## Aim
From the entries below, report how many lines contain the string "color". Give only that number.

## Supplied material
______

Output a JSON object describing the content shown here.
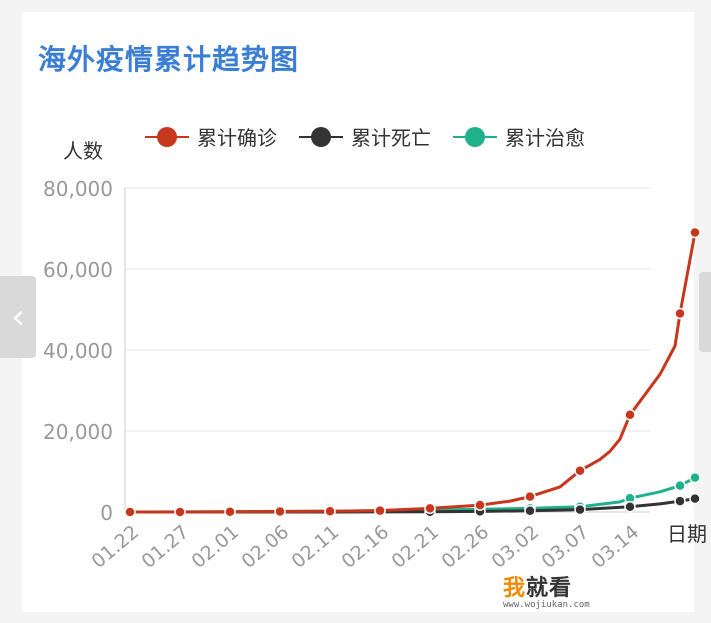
{
  "chart_data": {
    "type": "line",
    "title": "海外疫情累计趋势图",
    "ylabel": "人数",
    "xlabel": "日期",
    "ylim": [
      0,
      80000
    ],
    "yticks": [
      "0",
      "20,000",
      "40,000",
      "60,000",
      "80,000"
    ],
    "yticks_values": [
      0,
      20000,
      40000,
      60000,
      80000
    ],
    "legend_position": "top",
    "grid": true,
    "x_tick_labels": [
      "01.22",
      "01.27",
      "02.01",
      "02.06",
      "02.11",
      "02.16",
      "02.21",
      "02.26",
      "03.02",
      "03.07",
      "03.14"
    ],
    "series": [
      {
        "name": "累计确诊",
        "color": "#c7371d",
        "points": [
          [
            0,
            0
          ],
          [
            1,
            10
          ],
          [
            2,
            50
          ],
          [
            3,
            120
          ],
          [
            4,
            180
          ],
          [
            5,
            350
          ],
          [
            6,
            900
          ],
          [
            7,
            1700
          ],
          [
            7.6,
            2700
          ],
          [
            8,
            3800
          ],
          [
            8.6,
            6200
          ],
          [
            9,
            10200
          ],
          [
            9.4,
            13000
          ],
          [
            9.6,
            15000
          ],
          [
            9.8,
            18000
          ],
          [
            10,
            24000
          ],
          [
            10.6,
            34000
          ],
          [
            10.9,
            41000
          ],
          [
            11,
            49000
          ],
          [
            11.3,
            69000
          ]
        ]
      },
      {
        "name": "累计死亡",
        "color": "#333333",
        "points": [
          [
            0,
            0
          ],
          [
            1,
            2
          ],
          [
            2,
            5
          ],
          [
            3,
            8
          ],
          [
            4,
            12
          ],
          [
            5,
            20
          ],
          [
            6,
            60
          ],
          [
            7,
            150
          ],
          [
            8,
            300
          ],
          [
            9,
            600
          ],
          [
            10,
            1300
          ],
          [
            10.6,
            2000
          ],
          [
            11,
            2700
          ],
          [
            11.3,
            3300
          ]
        ]
      },
      {
        "name": "累计治愈",
        "color": "#1fb08c",
        "points": [
          [
            0,
            0
          ],
          [
            1,
            30
          ],
          [
            2,
            80
          ],
          [
            3,
            150
          ],
          [
            4,
            230
          ],
          [
            5,
            320
          ],
          [
            6,
            500
          ],
          [
            7,
            700
          ],
          [
            8,
            900
          ],
          [
            9,
            1300
          ],
          [
            9.8,
            2500
          ],
          [
            10,
            3400
          ],
          [
            10.6,
            5000
          ],
          [
            11,
            6500
          ],
          [
            11.3,
            8500
          ]
        ]
      }
    ]
  },
  "navigation": {
    "prev_glyph": "‹"
  },
  "watermark": {
    "accent": "我",
    "main": "就看",
    "sub": "www.wojiukan.com"
  }
}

______

## Answer for this exercise
3